| SUPPLIED DATA |
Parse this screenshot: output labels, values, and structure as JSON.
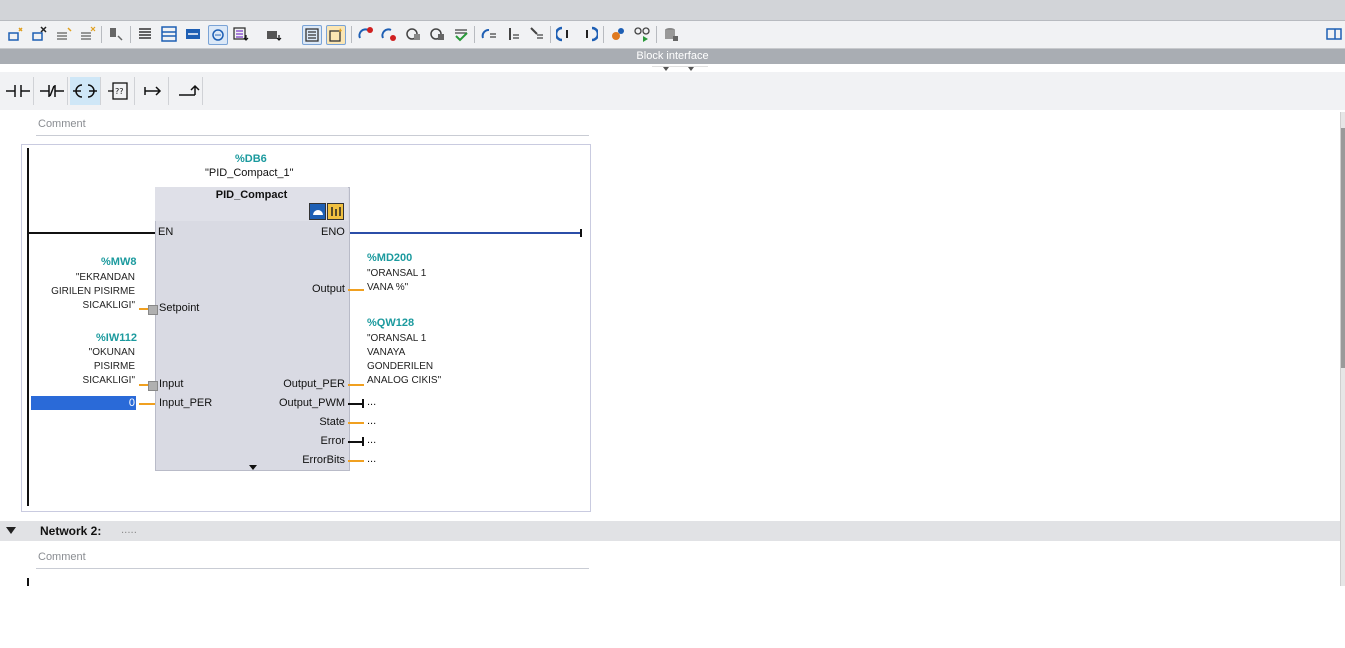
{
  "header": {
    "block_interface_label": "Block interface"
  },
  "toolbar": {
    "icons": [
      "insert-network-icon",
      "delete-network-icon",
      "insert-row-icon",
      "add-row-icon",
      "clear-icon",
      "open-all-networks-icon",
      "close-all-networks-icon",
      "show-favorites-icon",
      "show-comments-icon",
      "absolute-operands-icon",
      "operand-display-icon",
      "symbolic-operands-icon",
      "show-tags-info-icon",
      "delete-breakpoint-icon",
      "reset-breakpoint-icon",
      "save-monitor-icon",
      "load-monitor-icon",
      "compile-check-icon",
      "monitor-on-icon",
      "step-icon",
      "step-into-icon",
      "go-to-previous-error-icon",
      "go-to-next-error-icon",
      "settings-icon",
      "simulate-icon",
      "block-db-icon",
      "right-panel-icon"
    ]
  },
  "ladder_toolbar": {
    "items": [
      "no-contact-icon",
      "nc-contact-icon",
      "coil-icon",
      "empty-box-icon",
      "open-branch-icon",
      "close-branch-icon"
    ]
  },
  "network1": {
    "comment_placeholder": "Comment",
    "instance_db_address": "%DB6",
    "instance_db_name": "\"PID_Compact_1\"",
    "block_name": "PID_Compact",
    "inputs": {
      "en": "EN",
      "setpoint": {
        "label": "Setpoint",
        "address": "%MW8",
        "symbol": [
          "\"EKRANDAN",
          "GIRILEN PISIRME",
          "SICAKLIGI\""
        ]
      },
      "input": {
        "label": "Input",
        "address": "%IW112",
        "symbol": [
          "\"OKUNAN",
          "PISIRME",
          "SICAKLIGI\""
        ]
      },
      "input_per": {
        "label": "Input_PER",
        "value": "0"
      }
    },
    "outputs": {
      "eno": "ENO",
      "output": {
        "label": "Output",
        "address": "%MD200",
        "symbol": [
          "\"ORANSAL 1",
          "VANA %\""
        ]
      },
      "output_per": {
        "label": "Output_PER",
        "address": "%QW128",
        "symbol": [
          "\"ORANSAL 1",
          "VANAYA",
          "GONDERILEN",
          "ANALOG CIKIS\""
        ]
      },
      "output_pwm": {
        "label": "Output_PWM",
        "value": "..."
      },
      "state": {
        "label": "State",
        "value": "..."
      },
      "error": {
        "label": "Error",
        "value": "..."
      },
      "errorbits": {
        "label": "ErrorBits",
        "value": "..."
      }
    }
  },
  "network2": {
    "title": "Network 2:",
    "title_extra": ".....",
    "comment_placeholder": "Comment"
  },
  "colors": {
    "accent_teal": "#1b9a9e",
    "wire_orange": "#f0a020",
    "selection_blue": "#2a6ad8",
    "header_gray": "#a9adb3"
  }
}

| YOUR INSTRUCTIONS |
Take the entries shown above and quote them verbatim, passing over the pictures.

| WRITTEN RESPONSE |
Parse this screenshot: output labels, values, and structure as JSON.
{
  "header": {
    "block_interface_label": "Block interface"
  },
  "toolbar": {
    "icons": [
      "insert-network-icon",
      "delete-network-icon",
      "insert-row-icon",
      "add-row-icon",
      "clear-icon",
      "open-all-networks-icon",
      "close-all-networks-icon",
      "show-favorites-icon",
      "show-comments-icon",
      "absolute-operands-icon",
      "operand-display-icon",
      "symbolic-operands-icon",
      "show-tags-info-icon",
      "delete-breakpoint-icon",
      "reset-breakpoint-icon",
      "save-monitor-icon",
      "load-monitor-icon",
      "compile-check-icon",
      "monitor-on-icon",
      "step-icon",
      "step-into-icon",
      "go-to-previous-error-icon",
      "go-to-next-error-icon",
      "settings-icon",
      "simulate-icon",
      "block-db-icon",
      "right-panel-icon"
    ]
  },
  "ladder_toolbar": {
    "items": [
      "no-contact-icon",
      "nc-contact-icon",
      "coil-icon",
      "empty-box-icon",
      "open-branch-icon",
      "close-branch-icon"
    ]
  },
  "network1": {
    "comment_placeholder": "Comment",
    "instance_db_address": "%DB6",
    "instance_db_name": "\"PID_Compact_1\"",
    "block_name": "PID_Compact",
    "inputs": {
      "en": "EN",
      "setpoint": {
        "label": "Setpoint",
        "address": "%MW8",
        "symbol": [
          "\"EKRANDAN",
          "GIRILEN PISIRME",
          "SICAKLIGI\""
        ]
      },
      "input": {
        "label": "Input",
        "address": "%IW112",
        "symbol": [
          "\"OKUNAN",
          "PISIRME",
          "SICAKLIGI\""
        ]
      },
      "input_per": {
        "label": "Input_PER",
        "value": "0"
      }
    },
    "outputs": {
      "eno": "ENO",
      "output": {
        "label": "Output",
        "address": "%MD200",
        "symbol": [
          "\"ORANSAL 1",
          "VANA %\""
        ]
      },
      "output_per": {
        "label": "Output_PER",
        "address": "%QW128",
        "symbol": [
          "\"ORANSAL 1",
          "VANAYA",
          "GONDERILEN",
          "ANALOG CIKIS\""
        ]
      },
      "output_pwm": {
        "label": "Output_PWM",
        "value": "..."
      },
      "state": {
        "label": "State",
        "value": "..."
      },
      "error": {
        "label": "Error",
        "value": "..."
      },
      "errorbits": {
        "label": "ErrorBits",
        "value": "..."
      }
    }
  },
  "network2": {
    "title": "Network 2:",
    "title_extra": ".....",
    "comment_placeholder": "Comment"
  },
  "colors": {
    "accent_teal": "#1b9a9e",
    "wire_orange": "#f0a020",
    "selection_blue": "#2a6ad8",
    "header_gray": "#a9adb3"
  }
}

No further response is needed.